TASK DESCRIPTION ▸ Copy every line of the data that includes the string "JSON".

>> BEGIN

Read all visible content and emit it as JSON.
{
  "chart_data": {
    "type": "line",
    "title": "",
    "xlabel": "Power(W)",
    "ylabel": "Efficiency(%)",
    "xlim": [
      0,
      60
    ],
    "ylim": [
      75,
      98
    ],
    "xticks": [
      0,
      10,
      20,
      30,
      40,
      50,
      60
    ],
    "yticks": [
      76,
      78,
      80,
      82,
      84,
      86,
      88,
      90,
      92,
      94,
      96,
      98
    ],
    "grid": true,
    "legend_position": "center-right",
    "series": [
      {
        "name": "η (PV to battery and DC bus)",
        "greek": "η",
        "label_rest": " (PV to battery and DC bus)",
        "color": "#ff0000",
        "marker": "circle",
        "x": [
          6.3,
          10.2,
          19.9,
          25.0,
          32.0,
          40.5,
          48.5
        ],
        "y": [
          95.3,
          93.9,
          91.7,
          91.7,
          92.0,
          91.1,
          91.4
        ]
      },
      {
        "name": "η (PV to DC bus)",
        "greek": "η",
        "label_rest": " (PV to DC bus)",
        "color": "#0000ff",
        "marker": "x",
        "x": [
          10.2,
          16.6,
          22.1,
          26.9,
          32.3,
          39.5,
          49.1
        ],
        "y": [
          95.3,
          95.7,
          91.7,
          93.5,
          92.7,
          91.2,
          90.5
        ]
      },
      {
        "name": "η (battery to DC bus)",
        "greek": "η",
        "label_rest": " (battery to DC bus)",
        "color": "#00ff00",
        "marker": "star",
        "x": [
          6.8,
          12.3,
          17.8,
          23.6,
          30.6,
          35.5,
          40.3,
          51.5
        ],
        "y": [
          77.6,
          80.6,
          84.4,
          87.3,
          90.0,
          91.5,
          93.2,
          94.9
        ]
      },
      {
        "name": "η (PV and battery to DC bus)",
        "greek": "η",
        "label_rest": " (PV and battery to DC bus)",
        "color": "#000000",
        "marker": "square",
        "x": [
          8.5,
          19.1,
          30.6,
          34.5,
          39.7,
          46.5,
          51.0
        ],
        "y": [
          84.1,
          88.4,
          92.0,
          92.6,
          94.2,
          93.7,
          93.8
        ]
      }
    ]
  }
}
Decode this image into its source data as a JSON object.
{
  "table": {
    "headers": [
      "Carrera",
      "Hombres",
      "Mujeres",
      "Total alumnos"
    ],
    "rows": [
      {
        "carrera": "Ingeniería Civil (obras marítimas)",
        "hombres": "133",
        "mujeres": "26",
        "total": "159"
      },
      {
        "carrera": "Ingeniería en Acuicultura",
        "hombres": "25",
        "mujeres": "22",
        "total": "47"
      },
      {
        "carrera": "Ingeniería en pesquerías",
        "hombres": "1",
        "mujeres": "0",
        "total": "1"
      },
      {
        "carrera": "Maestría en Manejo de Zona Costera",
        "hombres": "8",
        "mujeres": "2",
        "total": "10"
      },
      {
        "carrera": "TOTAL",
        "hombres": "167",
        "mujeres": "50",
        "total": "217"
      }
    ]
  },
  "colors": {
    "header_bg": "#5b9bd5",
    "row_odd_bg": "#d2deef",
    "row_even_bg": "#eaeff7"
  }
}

>> END

CORRECT ANSWER ▸
Read all visible content and emit it as JSON.
Decode this image into its source data as a JSON object.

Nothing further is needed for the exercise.